→ The task
Extract the complete listing and output it unchanged.

→ Dataset extract

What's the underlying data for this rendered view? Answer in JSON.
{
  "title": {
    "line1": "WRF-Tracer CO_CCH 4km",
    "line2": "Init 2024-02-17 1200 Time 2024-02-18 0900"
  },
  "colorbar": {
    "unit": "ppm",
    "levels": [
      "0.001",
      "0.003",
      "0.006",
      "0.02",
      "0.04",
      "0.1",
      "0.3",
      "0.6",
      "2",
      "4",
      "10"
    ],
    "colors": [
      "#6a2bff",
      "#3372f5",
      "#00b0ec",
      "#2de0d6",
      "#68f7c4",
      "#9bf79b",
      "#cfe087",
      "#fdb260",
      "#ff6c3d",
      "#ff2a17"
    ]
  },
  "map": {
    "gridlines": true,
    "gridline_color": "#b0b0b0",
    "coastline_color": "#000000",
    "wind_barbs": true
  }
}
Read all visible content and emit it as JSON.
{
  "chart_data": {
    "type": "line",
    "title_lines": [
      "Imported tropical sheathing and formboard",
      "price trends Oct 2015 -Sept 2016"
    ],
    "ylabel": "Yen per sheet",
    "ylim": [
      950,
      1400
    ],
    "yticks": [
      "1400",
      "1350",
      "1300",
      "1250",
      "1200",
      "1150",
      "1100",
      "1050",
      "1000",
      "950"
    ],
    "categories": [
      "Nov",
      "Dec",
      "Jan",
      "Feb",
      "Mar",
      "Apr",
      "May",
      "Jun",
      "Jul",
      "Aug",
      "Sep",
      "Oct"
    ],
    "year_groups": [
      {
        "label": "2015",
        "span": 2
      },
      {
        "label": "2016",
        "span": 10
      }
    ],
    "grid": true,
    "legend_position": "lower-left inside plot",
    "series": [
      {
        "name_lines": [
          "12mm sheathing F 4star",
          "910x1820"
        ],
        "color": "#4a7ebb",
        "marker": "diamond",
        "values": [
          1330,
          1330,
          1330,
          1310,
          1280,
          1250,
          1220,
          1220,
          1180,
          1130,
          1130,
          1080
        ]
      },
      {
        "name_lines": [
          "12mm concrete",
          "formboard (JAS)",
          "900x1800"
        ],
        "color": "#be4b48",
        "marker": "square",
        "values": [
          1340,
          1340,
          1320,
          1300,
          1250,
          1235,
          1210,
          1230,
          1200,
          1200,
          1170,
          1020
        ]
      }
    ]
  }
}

→ Output for this exercise
What's the underlying data for this rendered view? Answer in JSON.
{
  "title": {
    "line1": "WRF-Tracer CO_CCH 4km",
    "line2": "Init 2024-02-17 1200 Time 2024-02-18 0900"
  },
  "colorbar": {
    "unit": "ppm",
    "levels": [
      "0.001",
      "0.003",
      "0.006",
      "0.02",
      "0.04",
      "0.1",
      "0.3",
      "0.6",
      "2",
      "4",
      "10"
    ],
    "colors": [
      "#6a2bff",
      "#3372f5",
      "#00b0ec",
      "#2de0d6",
      "#68f7c4",
      "#9bf79b",
      "#cfe087",
      "#fdb260",
      "#ff6c3d",
      "#ff2a17"
    ]
  },
  "map": {
    "gridlines": true,
    "gridline_color": "#b0b0b0",
    "coastline_color": "#000000",
    "wind_barbs": true
  }
}
Read all visible content and emit it as JSON.
{
  "chart_data": {
    "type": "line",
    "title_lines": [
      "Imported tropical sheathing and formboard",
      "price trends Oct 2015 -Sept 2016"
    ],
    "ylabel": "Yen per sheet",
    "ylim": [
      950,
      1400
    ],
    "yticks": [
      "1400",
      "1350",
      "1300",
      "1250",
      "1200",
      "1150",
      "1100",
      "1050",
      "1000",
      "950"
    ],
    "categories": [
      "Nov",
      "Dec",
      "Jan",
      "Feb",
      "Mar",
      "Apr",
      "May",
      "Jun",
      "Jul",
      "Aug",
      "Sep",
      "Oct"
    ],
    "year_groups": [
      {
        "label": "2015",
        "span": 2
      },
      {
        "label": "2016",
        "span": 10
      }
    ],
    "grid": true,
    "legend_position": "lower-left inside plot",
    "series": [
      {
        "name_lines": [
          "12mm sheathing F 4star",
          "910x1820"
        ],
        "color": "#4a7ebb",
        "marker": "diamond",
        "values": [
          1330,
          1330,
          1330,
          1310,
          1280,
          1250,
          1220,
          1220,
          1180,
          1130,
          1130,
          1080
        ]
      },
      {
        "name_lines": [
          "12mm concrete",
          "formboard (JAS)",
          "900x1800"
        ],
        "color": "#be4b48",
        "marker": "square",
        "values": [
          1340,
          1340,
          1320,
          1300,
          1250,
          1235,
          1210,
          1230,
          1200,
          1200,
          1170,
          1020
        ]
      }
    ]
  }
}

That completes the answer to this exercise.